Exercise inputs ->
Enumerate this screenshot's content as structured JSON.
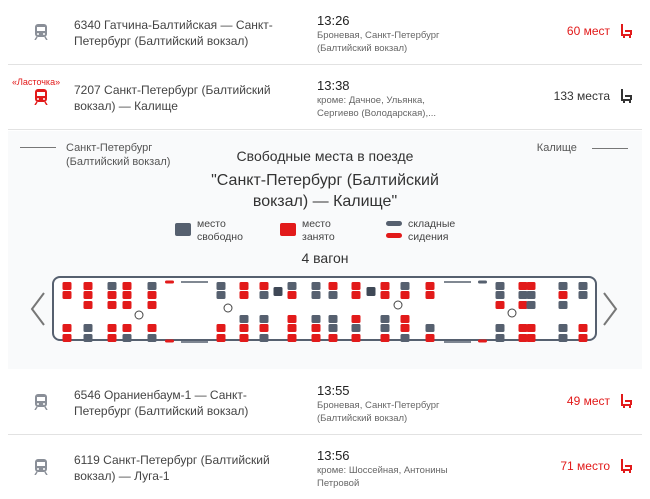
{
  "colors": {
    "free": "#56606f",
    "occupied": "#e21a1a",
    "accent": "#e21a1a",
    "text": "#333333"
  },
  "trains": [
    {
      "name": "6340 Гатчина-Балтийская — Санкт-Петербург (Балтийский вокзал)",
      "time": "13:26",
      "via": "Броневая, Санкт-Петербург (Балтийский вокзал)",
      "seats": "60 мест",
      "seats_color": "#e21a1a",
      "icon": "train-icon"
    },
    {
      "badge": "«Ласточка»",
      "name": "7207 Санкт-Петербург (Балтийский вокзал) — Калище",
      "time": "13:38",
      "via": "кроме: Дачное, Ульянка, Сергиево (Володарская),...",
      "seats": "133 места",
      "seats_color": "#333333",
      "icon": "train-icon"
    },
    {
      "name": "6546 Ораниенбаум-1 — Санкт-Петербург (Балтийский вокзал)",
      "time": "13:55",
      "via": "Броневая, Санкт-Петербург (Балтийский вокзал)",
      "seats": "49 мест",
      "seats_color": "#e21a1a",
      "icon": "train-icon"
    },
    {
      "name": "6119 Санкт-Петербург (Балтийский вокзал) — Луга-1",
      "time": "13:56",
      "via": "кроме: Шоссейная, Антонины Петровой",
      "seats": "71 место",
      "seats_color": "#e21a1a",
      "icon": "train-icon"
    }
  ],
  "panel": {
    "from": "Санкт-Петербург (Балтийский вокзал)",
    "to": "Калище",
    "heading": "Свободные места в поезде",
    "route": "\"Санкт-Петербург (Балтийский вокзал) — Калище\"",
    "legend": {
      "free": "место свободно",
      "occupied": "место занято",
      "folding": "складные сидения"
    },
    "car": "4 вагон",
    "seat_columns": [
      "oo..oo",
      "ooo.ff",
      "foo.oo",
      "ooo.of",
      "foo.of",
      "ff..oo",
      "oo.foo",
      "of.fof",
      "fo.ooo",
      "ff.foo",
      "of.ffo",
      "oo.ofo",
      "oo.ffo",
      "fo.oof",
      "oo..fo",
      "ffo.ff",
      "ofo.oo",
      "off.oo",
      "fof.ff",
      "ff..oo"
    ]
  }
}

What you should do ->
Can you restate all the records above word for word while dropping the pictures?

Response to this task ->
Enumerate this screenshot's content as structured JSON.
{
  "colors": {
    "free": "#56606f",
    "occupied": "#e21a1a",
    "accent": "#e21a1a",
    "text": "#333333"
  },
  "trains": [
    {
      "name": "6340 Гатчина-Балтийская — Санкт-Петербург (Балтийский вокзал)",
      "time": "13:26",
      "via": "Броневая, Санкт-Петербург (Балтийский вокзал)",
      "seats": "60 мест",
      "seats_color": "#e21a1a",
      "icon": "train-icon"
    },
    {
      "badge": "«Ласточка»",
      "name": "7207 Санкт-Петербург (Балтийский вокзал) — Калище",
      "time": "13:38",
      "via": "кроме: Дачное, Ульянка, Сергиево (Володарская),...",
      "seats": "133 места",
      "seats_color": "#333333",
      "icon": "train-icon"
    },
    {
      "name": "6546 Ораниенбаум-1 — Санкт-Петербург (Балтийский вокзал)",
      "time": "13:55",
      "via": "Броневая, Санкт-Петербург (Балтийский вокзал)",
      "seats": "49 мест",
      "seats_color": "#e21a1a",
      "icon": "train-icon"
    },
    {
      "name": "6119 Санкт-Петербург (Балтийский вокзал) — Луга-1",
      "time": "13:56",
      "via": "кроме: Шоссейная, Антонины Петровой",
      "seats": "71 место",
      "seats_color": "#e21a1a",
      "icon": "train-icon"
    }
  ],
  "panel": {
    "from": "Санкт-Петербург (Балтийский вокзал)",
    "to": "Калище",
    "heading": "Свободные места в поезде",
    "route": "\"Санкт-Петербург (Балтийский вокзал) — Калище\"",
    "legend": {
      "free": "место свободно",
      "occupied": "место занято",
      "folding": "складные сидения"
    },
    "car": "4 вагон",
    "seat_columns": [
      "oo..oo",
      "ooo.ff",
      "foo.oo",
      "ooo.of",
      "foo.of",
      "ff..oo",
      "oo.foo",
      "of.fof",
      "fo.ooo",
      "ff.foo",
      "of.ffo",
      "oo.ofo",
      "oo.ffo",
      "fo.oof",
      "oo..fo",
      "ffo.ff",
      "ofo.oo",
      "off.oo",
      "fof.ff",
      "ff..oo"
    ]
  }
}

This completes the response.